[start]
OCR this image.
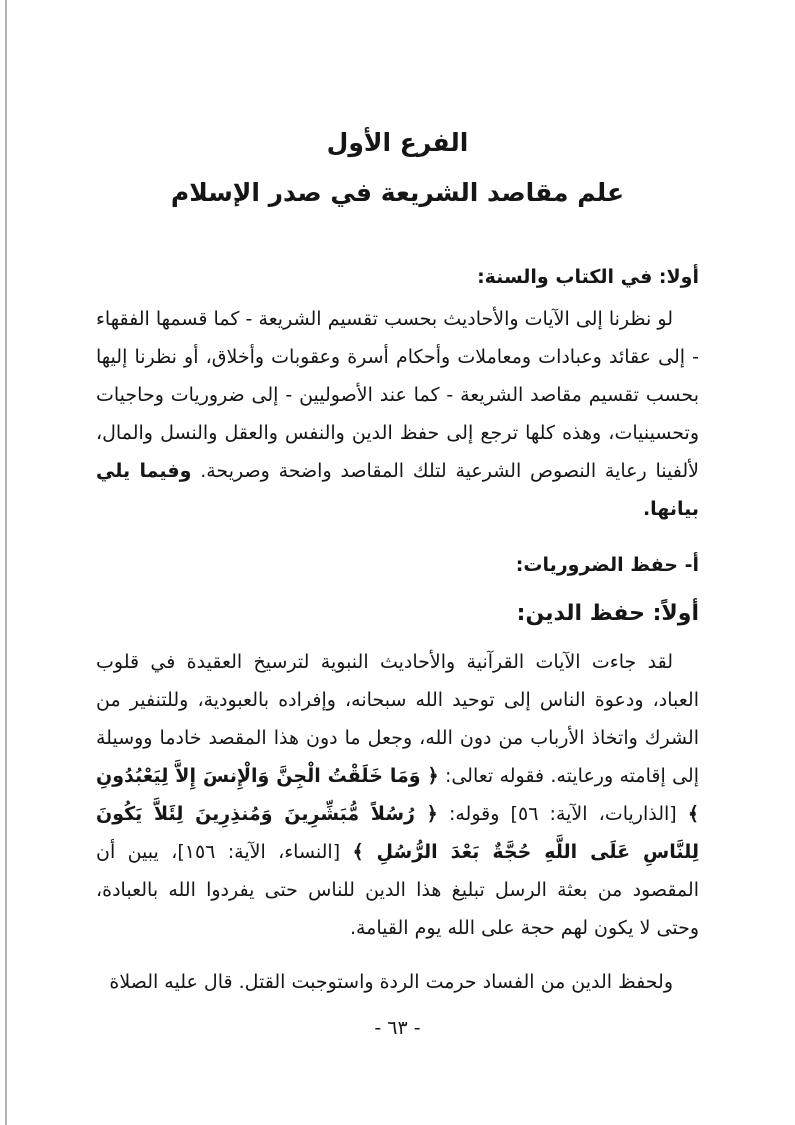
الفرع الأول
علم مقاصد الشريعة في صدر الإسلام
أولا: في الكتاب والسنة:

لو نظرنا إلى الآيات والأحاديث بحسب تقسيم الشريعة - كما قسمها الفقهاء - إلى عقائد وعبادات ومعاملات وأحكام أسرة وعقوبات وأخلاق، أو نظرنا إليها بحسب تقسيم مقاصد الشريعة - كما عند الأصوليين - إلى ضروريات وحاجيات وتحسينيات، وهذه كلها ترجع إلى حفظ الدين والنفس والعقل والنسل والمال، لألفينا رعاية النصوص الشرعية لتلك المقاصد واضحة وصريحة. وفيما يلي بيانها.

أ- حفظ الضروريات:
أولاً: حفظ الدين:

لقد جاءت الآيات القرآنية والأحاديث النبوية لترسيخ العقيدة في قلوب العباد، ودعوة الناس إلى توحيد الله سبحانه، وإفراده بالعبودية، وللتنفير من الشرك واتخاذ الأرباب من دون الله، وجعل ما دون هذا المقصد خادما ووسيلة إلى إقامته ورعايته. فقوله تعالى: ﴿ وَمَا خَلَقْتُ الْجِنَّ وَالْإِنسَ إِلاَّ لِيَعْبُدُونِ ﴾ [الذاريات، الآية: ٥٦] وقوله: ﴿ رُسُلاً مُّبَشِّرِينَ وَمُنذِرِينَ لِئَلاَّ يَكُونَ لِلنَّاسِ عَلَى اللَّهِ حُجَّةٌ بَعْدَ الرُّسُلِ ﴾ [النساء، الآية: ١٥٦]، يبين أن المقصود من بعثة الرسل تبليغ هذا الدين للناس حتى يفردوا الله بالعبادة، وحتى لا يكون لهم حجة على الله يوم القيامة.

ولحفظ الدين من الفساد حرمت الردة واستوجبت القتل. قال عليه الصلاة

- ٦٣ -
[end]
What you will do: Reproduce the data above in full, exactly as it is, with the pictures left out.

Reply to the task:
OCR this image.
الفرع الأول
علم مقاصد الشريعة في صدر الإسلام
أولا: في الكتاب والسنة:

لو نظرنا إلى الآيات والأحاديث بحسب تقسيم الشريعة - كما قسمها الفقهاء - إلى عقائد وعبادات ومعاملات وأحكام أسرة وعقوبات وأخلاق، أو نظرنا إليها بحسب تقسيم مقاصد الشريعة - كما عند الأصوليين - إلى ضروريات وحاجيات وتحسينيات، وهذه كلها ترجع إلى حفظ الدين والنفس والعقل والنسل والمال، لألفينا رعاية النصوص الشرعية لتلك المقاصد واضحة وصريحة. وفيما يلي بيانها.

أ- حفظ الضروريات:
أولاً: حفظ الدين:

لقد جاءت الآيات القرآنية والأحاديث النبوية لترسيخ العقيدة في قلوب العباد، ودعوة الناس إلى توحيد الله سبحانه، وإفراده بالعبودية، وللتنفير من الشرك واتخاذ الأرباب من دون الله، وجعل ما دون هذا المقصد خادما ووسيلة إلى إقامته ورعايته. فقوله تعالى: ﴿ وَمَا خَلَقْتُ الْجِنَّ وَالْإِنسَ إِلاَّ لِيَعْبُدُونِ ﴾ [الذاريات، الآية: ٥٦] وقوله: ﴿ رُسُلاً مُّبَشِّرِينَ وَمُنذِرِينَ لِئَلاَّ يَكُونَ لِلنَّاسِ عَلَى اللَّهِ حُجَّةٌ بَعْدَ الرُّسُلِ ﴾ [النساء، الآية: ١٥٦]، يبين أن المقصود من بعثة الرسل تبليغ هذا الدين للناس حتى يفردوا الله بالعبادة، وحتى لا يكون لهم حجة على الله يوم القيامة.

ولحفظ الدين من الفساد حرمت الردة واستوجبت القتل. قال عليه الصلاة

- ٦٣ -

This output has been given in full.